[Figure dataset records]
-=-=-
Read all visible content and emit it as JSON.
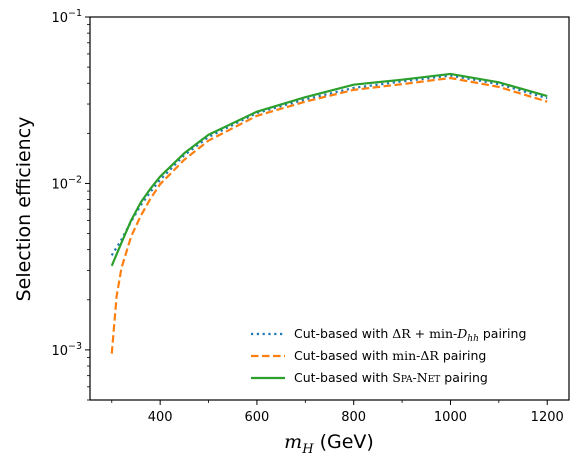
{
  "chart_data": {
    "type": "line",
    "xlabel": {
      "var": "m",
      "sub": "H",
      "unit": " (GeV)"
    },
    "ylabel": "Selection efficiency",
    "xlim": [
      255,
      1245
    ],
    "ylim": [
      0.0005,
      0.1
    ],
    "yscale": "log",
    "xticks": [
      400,
      600,
      800,
      1000,
      1200
    ],
    "yticks": [
      {
        "value": 0.001,
        "base": "10",
        "exp": "−3"
      },
      {
        "value": 0.01,
        "base": "10",
        "exp": "−2"
      },
      {
        "value": 0.1,
        "base": "10",
        "exp": "−1"
      }
    ],
    "grid": false,
    "legend_position": "bottom-right",
    "series": [
      {
        "name": "Cut-based with ΔR + min-D_hh pairing",
        "legend": {
          "pre": "Cut-based with ",
          "math1": "ΔR + min-",
          "math2": "D",
          "sub": "hh",
          "post": " pairing"
        },
        "color": "#1f77b4",
        "style": "dotted",
        "x": [
          300,
          320,
          340,
          360,
          380,
          400,
          450,
          500,
          600,
          700,
          800,
          900,
          1000,
          1100,
          1200
        ],
        "y": [
          0.0037,
          0.0046,
          0.0059,
          0.0074,
          0.0089,
          0.0105,
          0.0148,
          0.019,
          0.0265,
          0.032,
          0.0375,
          0.041,
          0.0445,
          0.0395,
          0.0325
        ]
      },
      {
        "name": "Cut-based with min-ΔR pairing",
        "legend": {
          "pre": "Cut-based with ",
          "math1": "min-ΔR",
          "post": " pairing"
        },
        "color": "#ff7f0e",
        "style": "dashed",
        "x": [
          300,
          310,
          320,
          340,
          360,
          380,
          400,
          450,
          500,
          600,
          700,
          800,
          900,
          1000,
          1100,
          1200
        ],
        "y": [
          0.00095,
          0.0021,
          0.0031,
          0.0048,
          0.0064,
          0.0081,
          0.0099,
          0.0139,
          0.0181,
          0.0255,
          0.031,
          0.0365,
          0.0395,
          0.043,
          0.038,
          0.031
        ]
      },
      {
        "name": "Cut-based with SPA-NET pairing",
        "legend": {
          "pre": "Cut-based with ",
          "sc": "Spa-Net",
          "post": " pairing"
        },
        "color": "#2ca02c",
        "style": "solid",
        "x": [
          300,
          320,
          340,
          360,
          380,
          400,
          450,
          500,
          600,
          700,
          800,
          900,
          1000,
          1100,
          1200
        ],
        "y": [
          0.0032,
          0.0044,
          0.006,
          0.0077,
          0.0093,
          0.011,
          0.0152,
          0.0196,
          0.027,
          0.033,
          0.0392,
          0.042,
          0.0455,
          0.0405,
          0.0335
        ]
      }
    ]
  }
}
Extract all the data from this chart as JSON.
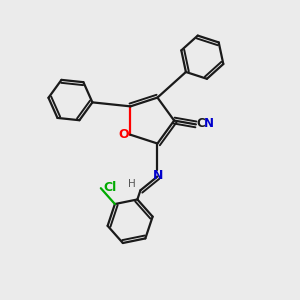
{
  "background_color": "#ebebeb",
  "bond_color": "#1a1a1a",
  "oxygen_color": "#ff0000",
  "nitrogen_color": "#0000cc",
  "chlorine_color": "#00aa00",
  "cn_color": "#0000cc",
  "figsize": [
    3.0,
    3.0
  ],
  "dpi": 100,
  "xlim": [
    0,
    10
  ],
  "ylim": [
    0,
    10
  ]
}
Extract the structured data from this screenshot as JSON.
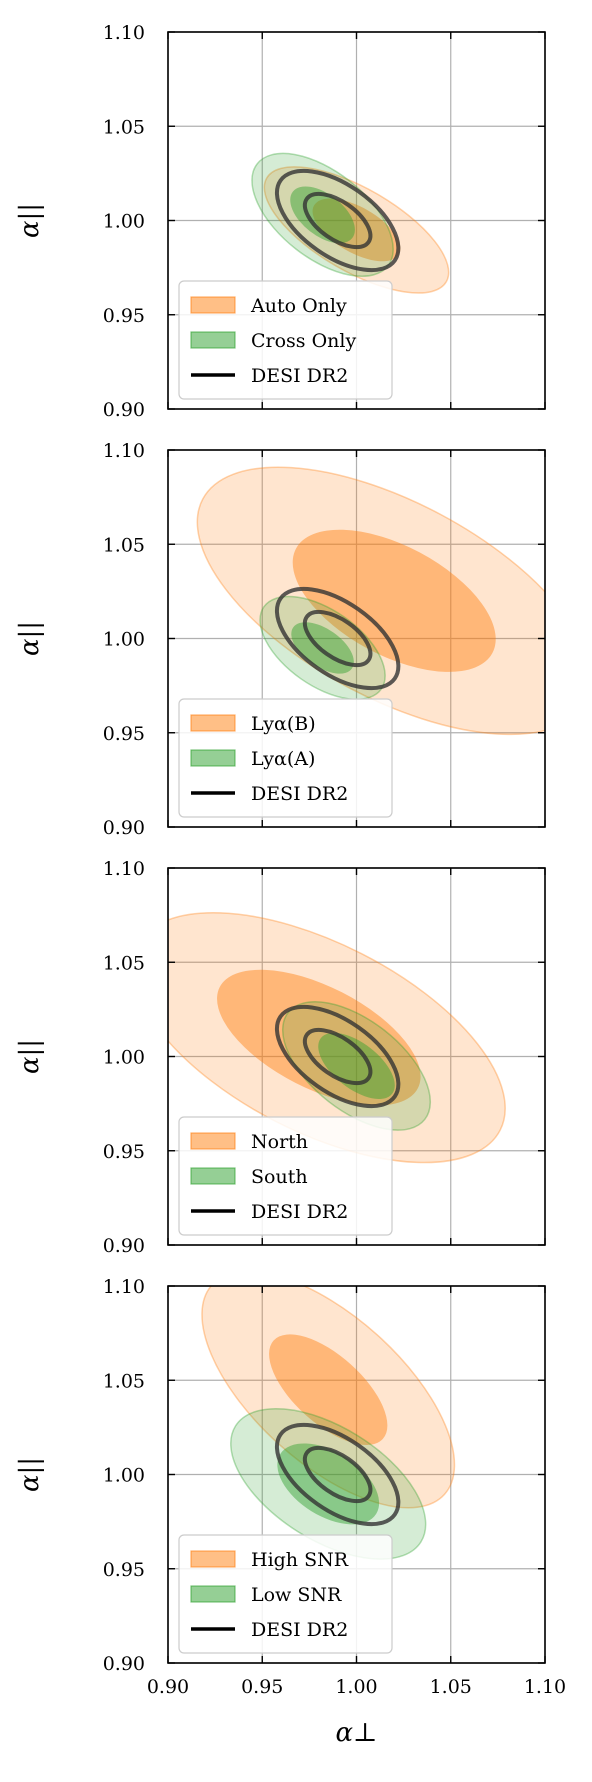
{
  "figure": {
    "xlabel": "α⊥",
    "ylabel": "α||",
    "xticks": [
      "0.90",
      "0.95",
      "1.00",
      "1.05",
      "1.10"
    ],
    "yticks": [
      "0.90",
      "0.95",
      "1.00",
      "1.05",
      "1.10"
    ],
    "xlim": [
      0.9,
      1.1
    ],
    "ylim": [
      0.9,
      1.1
    ],
    "grid": true,
    "colors": {
      "orange": "#ff7f0e",
      "green": "#2ca02c",
      "black": "#000000"
    }
  },
  "chart_data": [
    {
      "type": "contour",
      "legend": [
        "Auto Only",
        "Cross Only",
        "DESI DR2"
      ],
      "legend_position": "lower-left",
      "series": [
        {
          "name": "Auto Only",
          "color": "#ff7f0e",
          "center": [
            1.0,
            0.995
          ],
          "inner": {
            "rx": 0.026,
            "ry": 0.012,
            "angle": 30
          },
          "outer": {
            "rx": 0.055,
            "ry": 0.022,
            "angle": 30
          }
        },
        {
          "name": "Cross Only",
          "color": "#2ca02c",
          "center": [
            0.982,
            1.003
          ],
          "inner": {
            "rx": 0.02,
            "ry": 0.011,
            "angle": 38
          },
          "outer": {
            "rx": 0.044,
            "ry": 0.023,
            "angle": 38
          }
        },
        {
          "name": "DESI DR2",
          "color": "#000000",
          "center": [
            0.99,
            1.0
          ],
          "inner": {
            "rx": 0.02,
            "ry": 0.01,
            "angle": 35
          },
          "outer": {
            "rx": 0.037,
            "ry": 0.019,
            "angle": 35
          }
        }
      ]
    },
    {
      "type": "contour",
      "legend": [
        "Lyα(B)",
        "Lyα(A)",
        "DESI DR2"
      ],
      "legend_position": "lower-left",
      "series": [
        {
          "name": "Lyα(B)",
          "color": "#ff7f0e",
          "center": [
            1.02,
            1.02
          ],
          "inner": {
            "rx": 0.059,
            "ry": 0.029,
            "angle": 28
          },
          "outer": {
            "rx": 0.115,
            "ry": 0.052,
            "angle": 28
          }
        },
        {
          "name": "Lyα(A)",
          "color": "#2ca02c",
          "center": [
            0.982,
            0.995
          ],
          "inner": {
            "rx": 0.019,
            "ry": 0.01,
            "angle": 35
          },
          "outer": {
            "rx": 0.038,
            "ry": 0.02,
            "angle": 35
          }
        },
        {
          "name": "DESI DR2",
          "color": "#000000",
          "center": [
            0.99,
            1.0
          ],
          "inner": {
            "rx": 0.02,
            "ry": 0.01,
            "angle": 35
          },
          "outer": {
            "rx": 0.037,
            "ry": 0.019,
            "angle": 35
          }
        }
      ]
    },
    {
      "type": "contour",
      "legend": [
        "North",
        "South",
        "DESI DR2"
      ],
      "legend_position": "lower-left",
      "series": [
        {
          "name": "North",
          "color": "#ff7f0e",
          "center": [
            0.98,
            1.01
          ],
          "inner": {
            "rx": 0.059,
            "ry": 0.027,
            "angle": 27
          },
          "outer": {
            "rx": 0.108,
            "ry": 0.05,
            "angle": 27
          }
        },
        {
          "name": "South",
          "color": "#2ca02c",
          "center": [
            1.0,
            0.995
          ],
          "inner": {
            "rx": 0.024,
            "ry": 0.012,
            "angle": 38
          },
          "outer": {
            "rx": 0.046,
            "ry": 0.024,
            "angle": 38
          }
        },
        {
          "name": "DESI DR2",
          "color": "#000000",
          "center": [
            0.99,
            1.0
          ],
          "inner": {
            "rx": 0.02,
            "ry": 0.01,
            "angle": 35
          },
          "outer": {
            "rx": 0.037,
            "ry": 0.019,
            "angle": 35
          }
        }
      ]
    },
    {
      "type": "contour",
      "legend": [
        "High SNR",
        "Low SNR",
        "DESI DR2"
      ],
      "legend_position": "lower-left",
      "series": [
        {
          "name": "High SNR",
          "color": "#ff7f0e",
          "center": [
            0.985,
            1.045
          ],
          "inner": {
            "rx": 0.039,
            "ry": 0.018,
            "angle": 42
          },
          "outer": {
            "rx": 0.083,
            "ry": 0.039,
            "angle": 42
          }
        },
        {
          "name": "Low SNR",
          "color": "#2ca02c",
          "center": [
            0.985,
            0.995
          ],
          "inner": {
            "rx": 0.03,
            "ry": 0.017,
            "angle": 32
          },
          "outer": {
            "rx": 0.058,
            "ry": 0.03,
            "angle": 32
          }
        },
        {
          "name": "DESI DR2",
          "color": "#000000",
          "center": [
            0.99,
            1.0
          ],
          "inner": {
            "rx": 0.02,
            "ry": 0.01,
            "angle": 35
          },
          "outer": {
            "rx": 0.037,
            "ry": 0.019,
            "angle": 35
          }
        }
      ]
    }
  ]
}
-=-=-
### REQUIREMENTS
Which lines in the records above contain the string "ylabel"? Copy each one.

### TASK SOLUTION
    "ylabel": "Selection efficiency",
    "ylabel": "α||",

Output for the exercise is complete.